Job: For the copy, please give all of the data again exactly and leave the pictures out.

Material provided:
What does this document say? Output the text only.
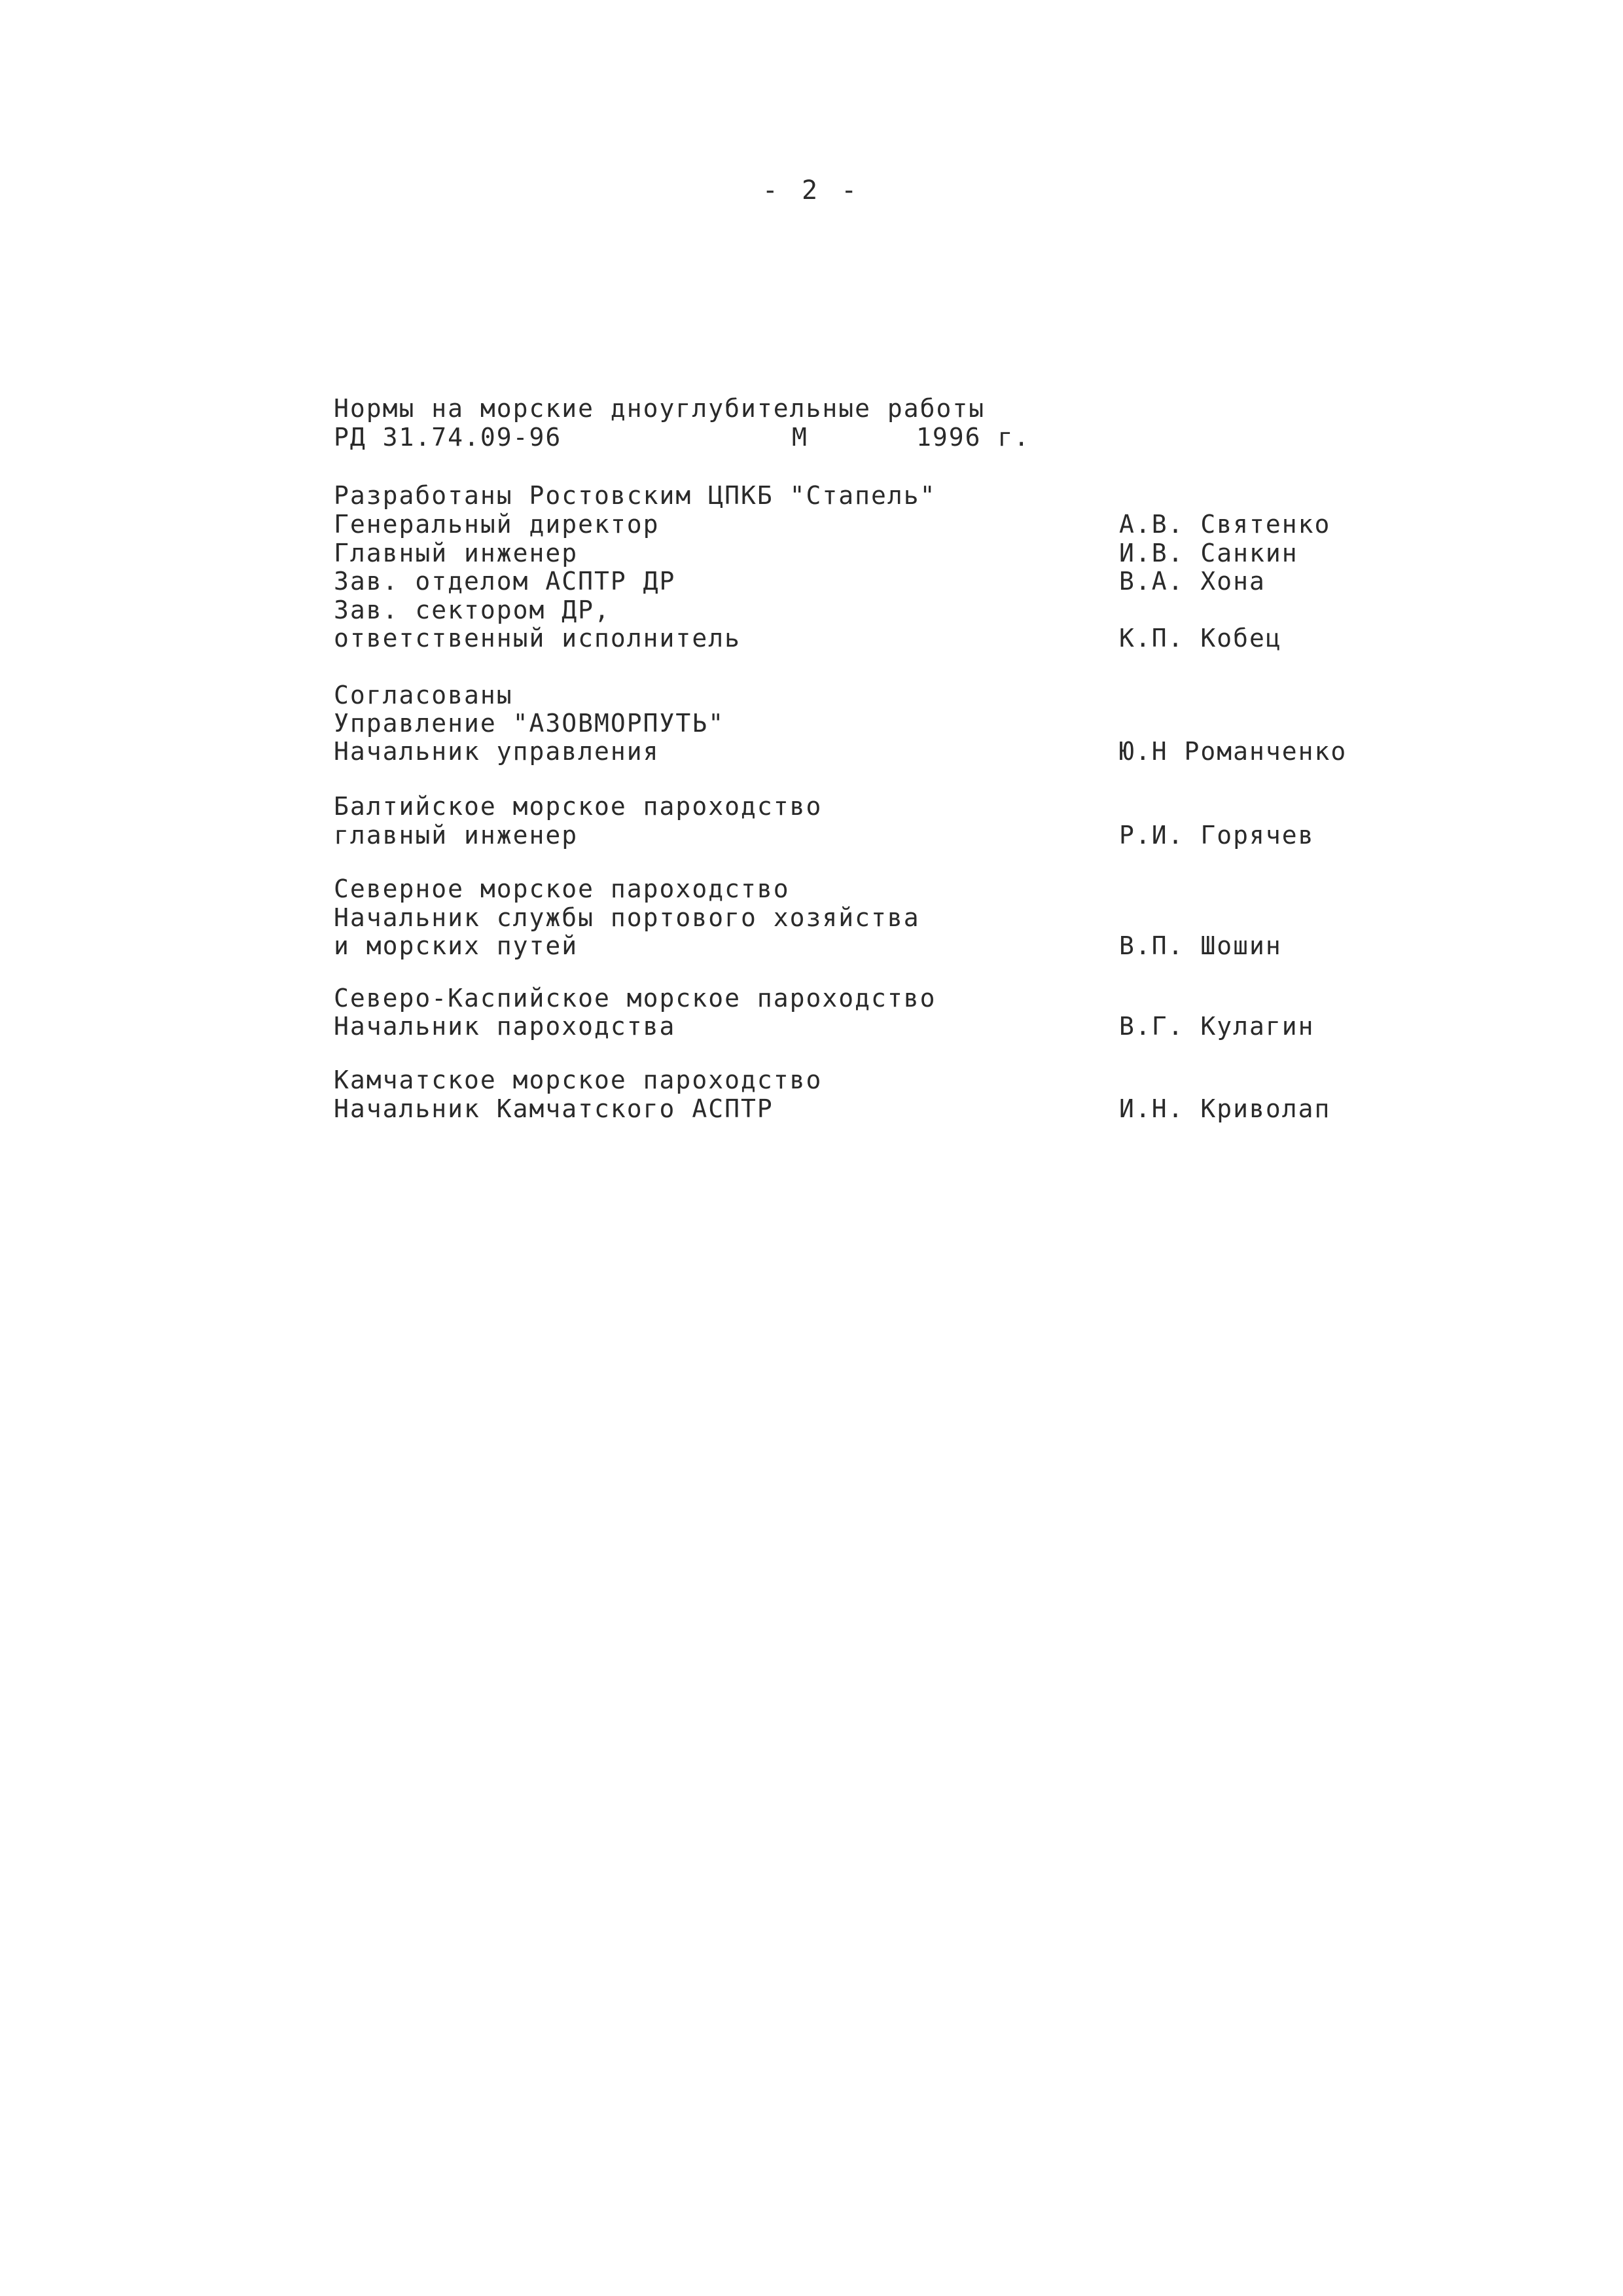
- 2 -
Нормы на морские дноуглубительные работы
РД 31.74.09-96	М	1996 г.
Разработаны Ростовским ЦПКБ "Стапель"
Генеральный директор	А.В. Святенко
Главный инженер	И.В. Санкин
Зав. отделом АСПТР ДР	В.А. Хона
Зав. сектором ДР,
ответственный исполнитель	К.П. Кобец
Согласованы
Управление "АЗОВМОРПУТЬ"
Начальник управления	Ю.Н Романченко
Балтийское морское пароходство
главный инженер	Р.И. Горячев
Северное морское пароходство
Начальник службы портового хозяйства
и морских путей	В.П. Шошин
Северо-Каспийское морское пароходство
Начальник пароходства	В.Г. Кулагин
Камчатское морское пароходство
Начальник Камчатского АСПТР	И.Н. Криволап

Full answer:
What does this document say? Output the text only.
- 2 -
Нормы на морские дноуглубительные работы
РД 31.74.09-96	М	1996 г.
Разработаны Ростовским ЦПКБ "Стапель"
Генеральный директор	А.В. Святенко
Главный инженер	И.В. Санкин
Зав. отделом АСПТР ДР	В.А. Хона
Зав. сектором ДР,
ответственный исполнитель	К.П. Кобец
Согласованы
Управление "АЗОВМОРПУТЬ"
Начальник управления	Ю.Н Романченко
Балтийское морское пароходство
главный инженер	Р.И. Горячев
Северное морское пароходство
Начальник службы портового хозяйства
и морских путей	В.П. Шошин
Северо-Каспийское морское пароходство
Начальник пароходства	В.Г. Кулагин
Камчатское морское пароходство
Начальник Камчатского АСПТР	И.Н. Криволап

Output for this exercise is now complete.